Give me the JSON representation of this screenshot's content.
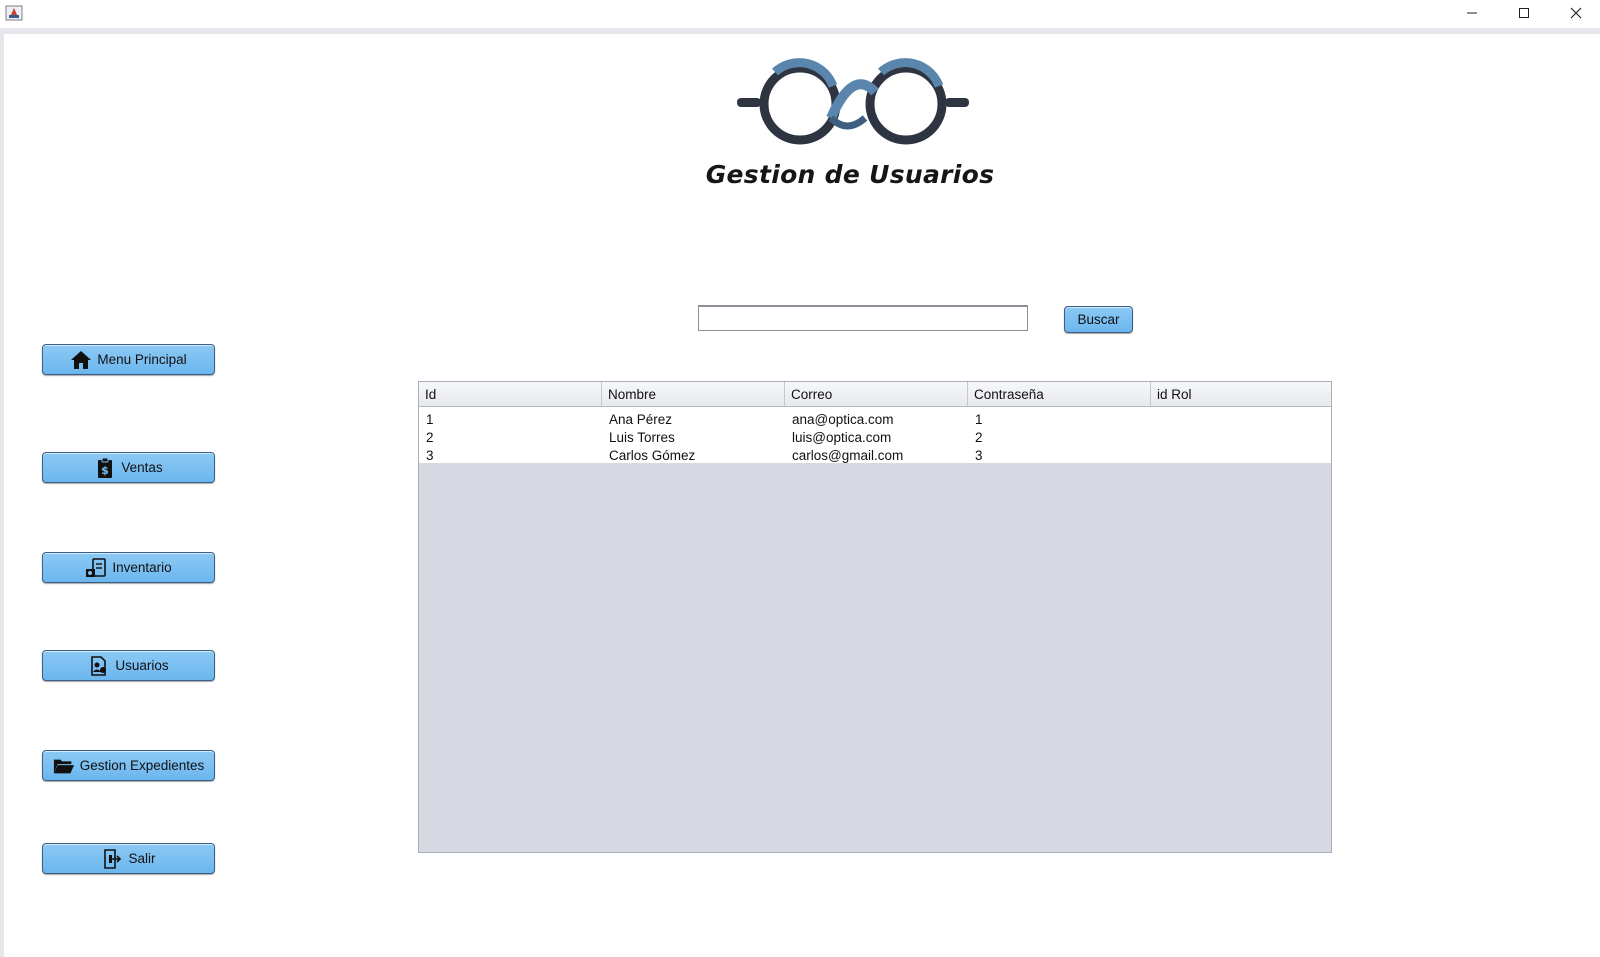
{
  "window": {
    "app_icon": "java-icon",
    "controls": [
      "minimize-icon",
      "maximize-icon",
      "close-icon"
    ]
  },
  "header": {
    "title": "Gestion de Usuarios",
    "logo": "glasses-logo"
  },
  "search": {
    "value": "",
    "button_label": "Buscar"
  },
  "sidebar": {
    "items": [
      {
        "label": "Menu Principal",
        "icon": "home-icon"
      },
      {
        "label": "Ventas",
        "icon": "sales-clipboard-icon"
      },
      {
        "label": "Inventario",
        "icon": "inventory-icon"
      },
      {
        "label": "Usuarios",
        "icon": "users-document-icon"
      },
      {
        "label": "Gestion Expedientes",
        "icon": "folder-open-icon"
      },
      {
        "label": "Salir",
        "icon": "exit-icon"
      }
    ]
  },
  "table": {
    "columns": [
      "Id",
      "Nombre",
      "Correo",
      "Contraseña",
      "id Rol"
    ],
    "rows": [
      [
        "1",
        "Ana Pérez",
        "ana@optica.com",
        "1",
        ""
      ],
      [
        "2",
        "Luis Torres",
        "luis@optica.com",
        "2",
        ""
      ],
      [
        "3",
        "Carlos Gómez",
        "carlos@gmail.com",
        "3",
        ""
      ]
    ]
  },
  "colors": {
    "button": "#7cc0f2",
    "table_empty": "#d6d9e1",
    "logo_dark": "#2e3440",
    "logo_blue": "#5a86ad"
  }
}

| Directions for this task |
Using the records above, retype everything exactly except the pictures.

| The reply |
Give me the JSON representation of this screenshot's content.
{
  "window": {
    "app_icon": "java-icon",
    "controls": [
      "minimize-icon",
      "maximize-icon",
      "close-icon"
    ]
  },
  "header": {
    "title": "Gestion de Usuarios",
    "logo": "glasses-logo"
  },
  "search": {
    "value": "",
    "button_label": "Buscar"
  },
  "sidebar": {
    "items": [
      {
        "label": "Menu Principal",
        "icon": "home-icon"
      },
      {
        "label": "Ventas",
        "icon": "sales-clipboard-icon"
      },
      {
        "label": "Inventario",
        "icon": "inventory-icon"
      },
      {
        "label": "Usuarios",
        "icon": "users-document-icon"
      },
      {
        "label": "Gestion Expedientes",
        "icon": "folder-open-icon"
      },
      {
        "label": "Salir",
        "icon": "exit-icon"
      }
    ]
  },
  "table": {
    "columns": [
      "Id",
      "Nombre",
      "Correo",
      "Contraseña",
      "id Rol"
    ],
    "rows": [
      [
        "1",
        "Ana Pérez",
        "ana@optica.com",
        "1",
        ""
      ],
      [
        "2",
        "Luis Torres",
        "luis@optica.com",
        "2",
        ""
      ],
      [
        "3",
        "Carlos Gómez",
        "carlos@gmail.com",
        "3",
        ""
      ]
    ]
  },
  "colors": {
    "button": "#7cc0f2",
    "table_empty": "#d6d9e1",
    "logo_dark": "#2e3440",
    "logo_blue": "#5a86ad"
  }
}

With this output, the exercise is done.